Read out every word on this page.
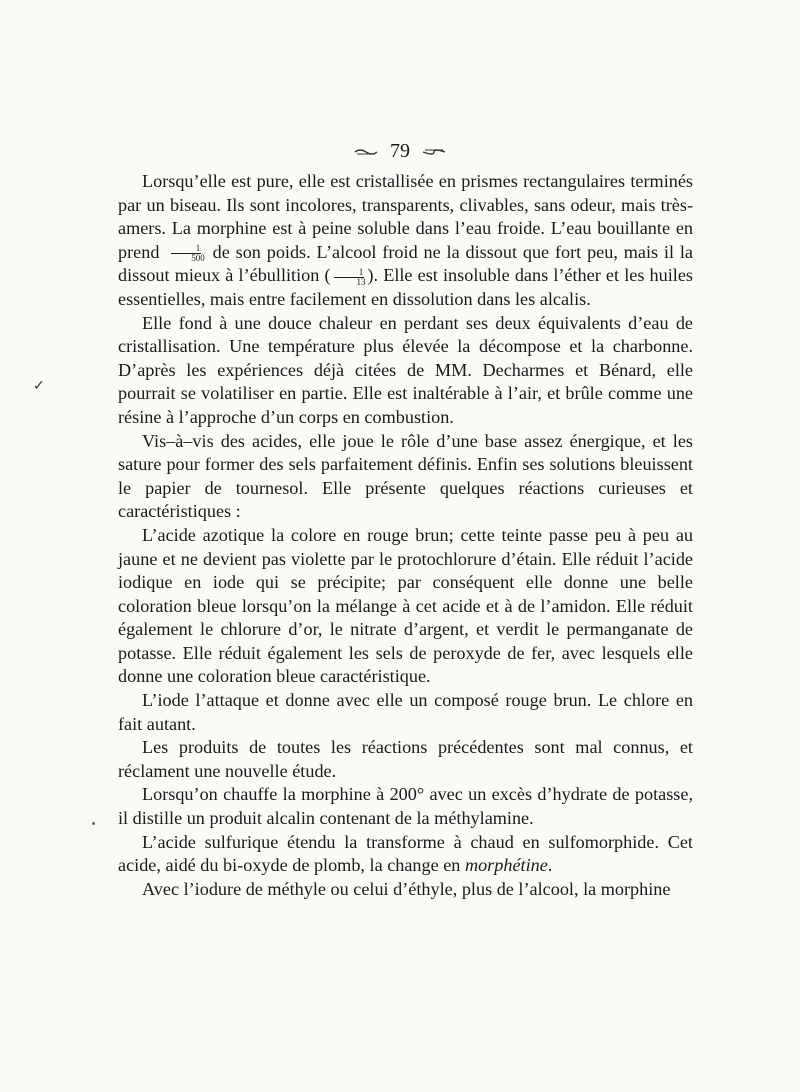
79
✓

Lorsqu’elle est pure, elle est cristallisée en prismes rectangulaires terminés par un biseau. Ils sont incolores, transparents, clivables, sans odeur, mais très-amers. La morphine est à peine soluble dans l’eau froide. L’eau bouillante en prend $\frac{1}{500}$ de son poids. L’alcool froid ne la dissout que fort peu, mais il la dissout mieux à l’ébullition ( $\frac{1}{13}$ ). Elle est insoluble dans l’éther et les huiles essentielles, mais entre facilement en dissolution dans les alcalis.

Elle fond à une douce chaleur en perdant ses deux équivalents d’eau de cristallisation. Une température plus élevée la décompose et la charbonne. D’après les expériences déjà citées de MM. Decharmes et Bénard, elle pourrait se volatiliser en partie. Elle est inaltérable à l’air, et brûle comme une résine à l’approche d’un corps en combustion.

Vis–à–vis des acides, elle joue le rôle d’une base assez énergique, et les sature pour former des sels parfaitement définis. Enfin ses solutions bleuissent le papier de tournesol. Elle présente quelques réactions curieuses et caractéristiques :

L’acide azotique la colore en rouge brun; cette teinte passe peu à peu au jaune et ne devient pas violette par le protochlorure d’étain. Elle réduit l’acide iodique en iode qui se précipite; par conséquent elle donne une belle coloration bleue lorsqu’on la mélange à cet acide et à de l’amidon. Elle réduit également le chlorure d’or, le nitrate d’argent, et verdit le permanganate de potasse. Elle réduit également les sels de peroxyde de fer, avec lesquels elle donne une coloration bleue caractéristique.

L’iode l’attaque et donne avec elle un composé rouge brun. Le chlore en fait autant.

Les produits de toutes les réactions précédentes sont mal connus, et réclament une nouvelle étude.

Lorsqu’on chauffe la morphine à 200° avec un excès d’hydrate de potasse, il distille un produit alcalin contenant de la méthylamine.

L’acide sulfurique étendu la transforme à chaud en sulfomorphide. Cet acide, aidé du bi-oxyde de plomb, la change en morphétine.

Avec l’iodure de méthyle ou celui d’éthyle, plus de l’alcool, la morphine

DO THIS:
Reproduce each line from the records that contains the word "plus".

CORRECT OUTPUT:
Elle fond à une douce chaleur en perdant ses deux équivalents d’eau de cristallisation. Une température plus élevée la décompose et la charbonne. D’après les expériences déjà citées de MM. Decharmes et Bénard, elle pourrait se volatiliser en partie. Elle est inaltérable à l’air, et brûle comme une résine à l’approche d’un corps en combustion.
Avec l’iodure de méthyle ou celui d’éthyle, plus de l’alcool, la morphine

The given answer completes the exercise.